TASK DIRECTIONS — Take the data below and repeat it exactly.

SUPPLIED RECORDS —

--------------------

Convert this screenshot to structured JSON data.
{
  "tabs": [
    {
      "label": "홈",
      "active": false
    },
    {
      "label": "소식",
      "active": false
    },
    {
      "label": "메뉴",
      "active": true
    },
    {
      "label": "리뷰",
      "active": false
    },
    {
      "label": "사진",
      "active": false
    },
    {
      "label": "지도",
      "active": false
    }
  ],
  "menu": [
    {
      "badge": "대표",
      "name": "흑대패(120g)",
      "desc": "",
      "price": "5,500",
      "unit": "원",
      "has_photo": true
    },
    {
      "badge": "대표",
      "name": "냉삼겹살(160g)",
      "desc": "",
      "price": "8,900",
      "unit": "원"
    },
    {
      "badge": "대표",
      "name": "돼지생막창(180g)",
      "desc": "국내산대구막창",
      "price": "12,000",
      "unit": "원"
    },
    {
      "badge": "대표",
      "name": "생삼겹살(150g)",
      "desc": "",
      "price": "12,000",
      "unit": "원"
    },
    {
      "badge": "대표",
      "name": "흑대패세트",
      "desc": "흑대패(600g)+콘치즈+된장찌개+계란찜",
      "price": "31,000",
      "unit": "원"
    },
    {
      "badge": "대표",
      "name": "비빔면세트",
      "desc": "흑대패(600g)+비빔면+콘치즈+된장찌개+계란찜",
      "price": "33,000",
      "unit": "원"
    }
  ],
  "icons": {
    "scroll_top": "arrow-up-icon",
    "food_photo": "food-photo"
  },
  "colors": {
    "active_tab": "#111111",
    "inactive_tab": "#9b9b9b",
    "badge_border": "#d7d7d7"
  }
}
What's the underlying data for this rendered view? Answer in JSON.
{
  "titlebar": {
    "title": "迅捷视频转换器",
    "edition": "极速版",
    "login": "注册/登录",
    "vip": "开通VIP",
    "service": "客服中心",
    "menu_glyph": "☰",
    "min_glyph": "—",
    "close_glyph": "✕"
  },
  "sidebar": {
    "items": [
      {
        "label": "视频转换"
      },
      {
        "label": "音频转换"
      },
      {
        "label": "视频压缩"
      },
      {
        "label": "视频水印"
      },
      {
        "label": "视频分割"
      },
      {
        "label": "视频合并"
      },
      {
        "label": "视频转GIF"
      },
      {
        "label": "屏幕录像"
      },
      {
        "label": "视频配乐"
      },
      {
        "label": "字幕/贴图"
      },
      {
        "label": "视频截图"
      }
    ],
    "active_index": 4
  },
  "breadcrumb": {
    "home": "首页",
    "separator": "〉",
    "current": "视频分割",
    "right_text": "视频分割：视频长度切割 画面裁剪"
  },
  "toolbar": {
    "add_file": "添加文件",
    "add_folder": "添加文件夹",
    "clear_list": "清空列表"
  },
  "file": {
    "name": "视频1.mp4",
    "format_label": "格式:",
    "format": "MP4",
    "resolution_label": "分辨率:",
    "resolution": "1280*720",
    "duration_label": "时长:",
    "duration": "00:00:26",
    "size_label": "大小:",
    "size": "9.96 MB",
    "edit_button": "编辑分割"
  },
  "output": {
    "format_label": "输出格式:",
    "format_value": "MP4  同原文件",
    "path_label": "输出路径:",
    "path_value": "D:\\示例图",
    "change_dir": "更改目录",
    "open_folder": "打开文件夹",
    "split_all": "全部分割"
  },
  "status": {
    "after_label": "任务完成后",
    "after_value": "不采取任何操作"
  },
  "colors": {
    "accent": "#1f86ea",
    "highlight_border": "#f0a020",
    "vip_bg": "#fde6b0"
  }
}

--------------------

THE OUTPUT —
Convert this screenshot to structured JSON data.
{
  "tabs": [
    {
      "label": "홈",
      "active": false
    },
    {
      "label": "소식",
      "active": false
    },
    {
      "label": "메뉴",
      "active": true
    },
    {
      "label": "리뷰",
      "active": false
    },
    {
      "label": "사진",
      "active": false
    },
    {
      "label": "지도",
      "active": false
    }
  ],
  "menu": [
    {
      "badge": "대표",
      "name": "흑대패(120g)",
      "desc": "",
      "price": "5,500",
      "unit": "원",
      "has_photo": true
    },
    {
      "badge": "대표",
      "name": "냉삼겹살(160g)",
      "desc": "",
      "price": "8,900",
      "unit": "원"
    },
    {
      "badge": "대표",
      "name": "돼지생막창(180g)",
      "desc": "국내산대구막창",
      "price": "12,000",
      "unit": "원"
    },
    {
      "badge": "대표",
      "name": "생삼겹살(150g)",
      "desc": "",
      "price": "12,000",
      "unit": "원"
    },
    {
      "badge": "대표",
      "name": "흑대패세트",
      "desc": "흑대패(600g)+콘치즈+된장찌개+계란찜",
      "price": "31,000",
      "unit": "원"
    },
    {
      "badge": "대표",
      "name": "비빔면세트",
      "desc": "흑대패(600g)+비빔면+콘치즈+된장찌개+계란찜",
      "price": "33,000",
      "unit": "원"
    }
  ],
  "icons": {
    "scroll_top": "arrow-up-icon",
    "food_photo": "food-photo"
  },
  "colors": {
    "active_tab": "#111111",
    "inactive_tab": "#9b9b9b",
    "badge_border": "#d7d7d7"
  }
}
What's the underlying data for this rendered view? Answer in JSON.
{
  "titlebar": {
    "title": "迅捷视频转换器",
    "edition": "极速版",
    "login": "注册/登录",
    "vip": "开通VIP",
    "service": "客服中心",
    "menu_glyph": "☰",
    "min_glyph": "—",
    "close_glyph": "✕"
  },
  "sidebar": {
    "items": [
      {
        "label": "视频转换"
      },
      {
        "label": "音频转换"
      },
      {
        "label": "视频压缩"
      },
      {
        "label": "视频水印"
      },
      {
        "label": "视频分割"
      },
      {
        "label": "视频合并"
      },
      {
        "label": "视频转GIF"
      },
      {
        "label": "屏幕录像"
      },
      {
        "label": "视频配乐"
      },
      {
        "label": "字幕/贴图"
      },
      {
        "label": "视频截图"
      }
    ],
    "active_index": 4
  },
  "breadcrumb": {
    "home": "首页",
    "separator": "〉",
    "current": "视频分割",
    "right_text": "视频分割：视频长度切割 画面裁剪"
  },
  "toolbar": {
    "add_file": "添加文件",
    "add_folder": "添加文件夹",
    "clear_list": "清空列表"
  },
  "file": {
    "name": "视频1.mp4",
    "format_label": "格式:",
    "format": "MP4",
    "resolution_label": "分辨率:",
    "resolution": "1280*720",
    "duration_label": "时长:",
    "duration": "00:00:26",
    "size_label": "大小:",
    "size": "9.96 MB",
    "edit_button": "编辑分割"
  },
  "output": {
    "format_label": "输出格式:",
    "format_value": "MP4  同原文件",
    "path_label": "输出路径:",
    "path_value": "D:\\示例图",
    "change_dir": "更改目录",
    "open_folder": "打开文件夹",
    "split_all": "全部分割"
  },
  "status": {
    "after_label": "任务完成后",
    "after_value": "不采取任何操作"
  },
  "colors": {
    "accent": "#1f86ea",
    "highlight_border": "#f0a020",
    "vip_bg": "#fde6b0"
  }
}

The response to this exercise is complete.